[Dataset rows about figures]
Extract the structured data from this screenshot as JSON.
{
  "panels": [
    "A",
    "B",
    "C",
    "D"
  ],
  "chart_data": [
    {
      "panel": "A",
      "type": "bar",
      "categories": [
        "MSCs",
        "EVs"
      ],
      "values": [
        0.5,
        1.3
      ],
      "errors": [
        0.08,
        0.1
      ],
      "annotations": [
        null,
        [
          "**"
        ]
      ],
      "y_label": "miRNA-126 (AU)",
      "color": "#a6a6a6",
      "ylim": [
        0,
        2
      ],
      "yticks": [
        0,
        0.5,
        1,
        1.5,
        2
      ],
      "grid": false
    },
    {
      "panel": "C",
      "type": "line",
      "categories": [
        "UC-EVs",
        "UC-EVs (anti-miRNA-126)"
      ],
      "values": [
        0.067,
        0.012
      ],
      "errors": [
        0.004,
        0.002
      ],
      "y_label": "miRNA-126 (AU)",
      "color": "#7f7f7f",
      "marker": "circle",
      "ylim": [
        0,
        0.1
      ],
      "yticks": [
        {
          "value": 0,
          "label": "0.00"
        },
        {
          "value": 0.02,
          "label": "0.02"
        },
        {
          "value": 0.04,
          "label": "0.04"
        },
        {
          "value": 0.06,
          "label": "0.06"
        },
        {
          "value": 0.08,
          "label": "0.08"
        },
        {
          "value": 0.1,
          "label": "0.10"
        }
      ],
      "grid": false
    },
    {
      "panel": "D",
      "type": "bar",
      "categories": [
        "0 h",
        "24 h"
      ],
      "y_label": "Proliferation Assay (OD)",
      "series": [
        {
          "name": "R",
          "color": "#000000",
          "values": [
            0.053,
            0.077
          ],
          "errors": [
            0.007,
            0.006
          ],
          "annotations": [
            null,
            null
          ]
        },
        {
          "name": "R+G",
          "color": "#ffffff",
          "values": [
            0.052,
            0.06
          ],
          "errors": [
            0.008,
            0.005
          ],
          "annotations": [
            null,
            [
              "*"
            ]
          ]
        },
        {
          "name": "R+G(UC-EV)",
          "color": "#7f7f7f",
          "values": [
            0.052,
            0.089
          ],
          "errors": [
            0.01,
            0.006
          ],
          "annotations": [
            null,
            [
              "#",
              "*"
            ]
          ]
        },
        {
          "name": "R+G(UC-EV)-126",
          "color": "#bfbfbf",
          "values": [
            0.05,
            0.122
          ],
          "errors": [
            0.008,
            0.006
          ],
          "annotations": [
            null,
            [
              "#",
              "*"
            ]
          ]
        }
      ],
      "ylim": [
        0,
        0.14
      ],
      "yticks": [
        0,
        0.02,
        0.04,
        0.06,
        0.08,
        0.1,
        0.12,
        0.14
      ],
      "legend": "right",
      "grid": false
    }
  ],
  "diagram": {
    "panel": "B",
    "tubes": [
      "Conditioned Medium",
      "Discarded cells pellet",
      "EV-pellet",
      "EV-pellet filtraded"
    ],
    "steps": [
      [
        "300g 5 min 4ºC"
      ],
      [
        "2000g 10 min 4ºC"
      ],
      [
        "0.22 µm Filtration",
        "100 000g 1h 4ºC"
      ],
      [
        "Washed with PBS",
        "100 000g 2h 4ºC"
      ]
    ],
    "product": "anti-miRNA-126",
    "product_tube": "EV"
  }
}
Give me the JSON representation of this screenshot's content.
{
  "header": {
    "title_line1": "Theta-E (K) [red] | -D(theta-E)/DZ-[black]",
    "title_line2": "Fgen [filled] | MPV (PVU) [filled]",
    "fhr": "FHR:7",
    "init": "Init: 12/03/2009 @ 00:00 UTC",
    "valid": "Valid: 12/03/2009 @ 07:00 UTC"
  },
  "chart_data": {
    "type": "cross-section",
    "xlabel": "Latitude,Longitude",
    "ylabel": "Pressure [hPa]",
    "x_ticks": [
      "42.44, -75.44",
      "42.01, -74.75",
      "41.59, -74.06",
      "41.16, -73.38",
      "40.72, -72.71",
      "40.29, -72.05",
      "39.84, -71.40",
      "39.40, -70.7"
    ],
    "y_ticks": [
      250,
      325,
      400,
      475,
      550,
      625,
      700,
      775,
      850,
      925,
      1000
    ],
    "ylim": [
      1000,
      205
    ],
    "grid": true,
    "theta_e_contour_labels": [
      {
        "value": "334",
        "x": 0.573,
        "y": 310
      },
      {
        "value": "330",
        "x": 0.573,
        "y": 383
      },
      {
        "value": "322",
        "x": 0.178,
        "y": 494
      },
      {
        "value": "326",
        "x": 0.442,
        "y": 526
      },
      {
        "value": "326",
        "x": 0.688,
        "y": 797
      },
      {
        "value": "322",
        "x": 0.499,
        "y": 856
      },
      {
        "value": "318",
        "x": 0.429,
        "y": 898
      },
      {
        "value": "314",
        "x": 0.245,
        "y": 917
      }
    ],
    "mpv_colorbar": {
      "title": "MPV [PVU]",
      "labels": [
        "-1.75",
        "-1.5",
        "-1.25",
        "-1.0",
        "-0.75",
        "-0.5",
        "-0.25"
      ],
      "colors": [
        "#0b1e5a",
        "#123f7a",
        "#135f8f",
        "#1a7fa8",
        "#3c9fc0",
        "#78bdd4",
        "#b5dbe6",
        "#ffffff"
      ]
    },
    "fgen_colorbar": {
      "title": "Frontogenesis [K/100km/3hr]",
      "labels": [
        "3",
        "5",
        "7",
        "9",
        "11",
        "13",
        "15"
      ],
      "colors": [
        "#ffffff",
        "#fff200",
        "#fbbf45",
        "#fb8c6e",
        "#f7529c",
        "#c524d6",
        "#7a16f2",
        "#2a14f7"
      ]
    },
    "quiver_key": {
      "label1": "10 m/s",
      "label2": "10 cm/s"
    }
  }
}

* * *

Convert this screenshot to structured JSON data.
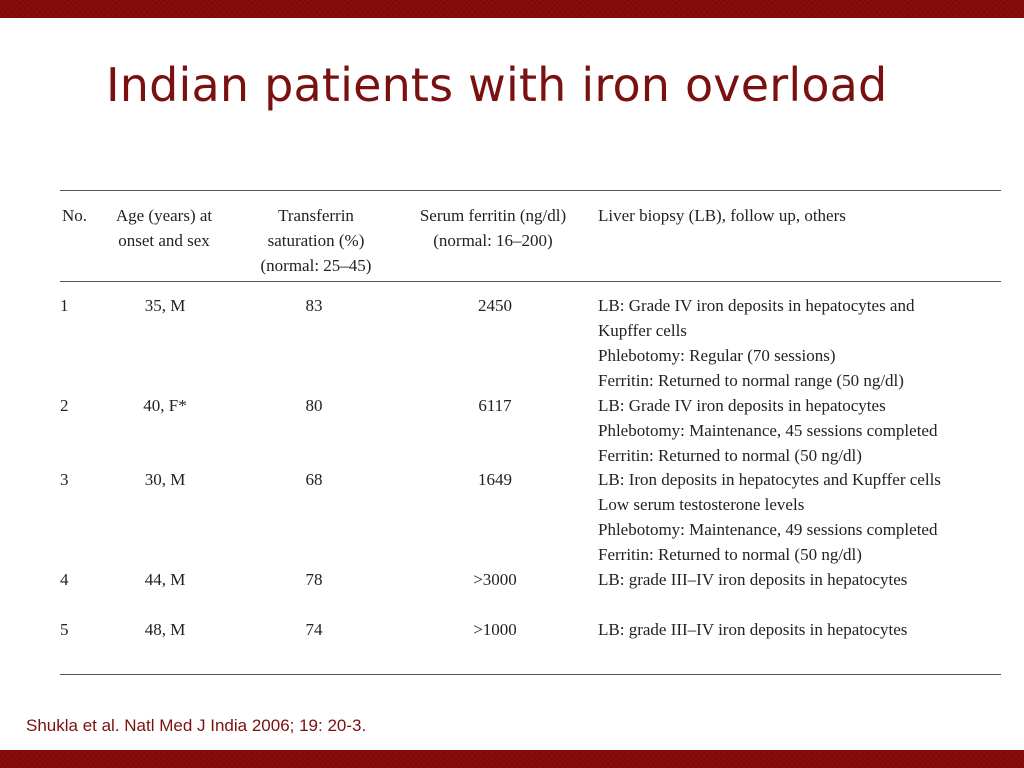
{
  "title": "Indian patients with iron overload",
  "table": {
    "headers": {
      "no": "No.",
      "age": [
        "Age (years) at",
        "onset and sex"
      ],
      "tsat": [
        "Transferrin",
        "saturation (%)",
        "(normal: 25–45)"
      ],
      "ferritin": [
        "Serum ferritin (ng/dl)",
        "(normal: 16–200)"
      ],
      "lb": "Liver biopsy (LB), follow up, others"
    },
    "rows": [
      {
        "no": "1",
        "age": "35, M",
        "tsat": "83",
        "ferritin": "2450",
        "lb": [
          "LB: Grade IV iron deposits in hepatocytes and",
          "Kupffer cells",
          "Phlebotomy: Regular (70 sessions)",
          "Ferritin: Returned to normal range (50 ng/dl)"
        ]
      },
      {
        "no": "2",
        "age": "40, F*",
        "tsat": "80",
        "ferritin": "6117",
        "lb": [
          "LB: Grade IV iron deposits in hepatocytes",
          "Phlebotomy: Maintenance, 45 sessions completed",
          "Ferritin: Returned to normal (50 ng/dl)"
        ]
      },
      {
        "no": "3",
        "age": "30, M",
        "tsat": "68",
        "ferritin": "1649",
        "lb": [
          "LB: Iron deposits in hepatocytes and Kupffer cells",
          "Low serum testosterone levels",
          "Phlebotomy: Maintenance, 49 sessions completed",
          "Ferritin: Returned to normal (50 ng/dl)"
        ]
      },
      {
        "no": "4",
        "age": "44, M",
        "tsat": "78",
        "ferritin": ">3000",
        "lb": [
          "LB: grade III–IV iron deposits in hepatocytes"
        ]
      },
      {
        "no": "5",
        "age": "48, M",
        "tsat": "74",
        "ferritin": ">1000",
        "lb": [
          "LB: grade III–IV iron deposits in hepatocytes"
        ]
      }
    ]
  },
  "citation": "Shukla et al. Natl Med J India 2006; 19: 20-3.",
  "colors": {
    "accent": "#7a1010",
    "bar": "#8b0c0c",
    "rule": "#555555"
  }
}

TASK OBJECTIVE: Where a line above contains the word "Kupffer", copy that line.

ANSWER FOR THE TASK:
          "Kupffer cells",
          "LB: Iron deposits in hepatocytes and Kupffer cells",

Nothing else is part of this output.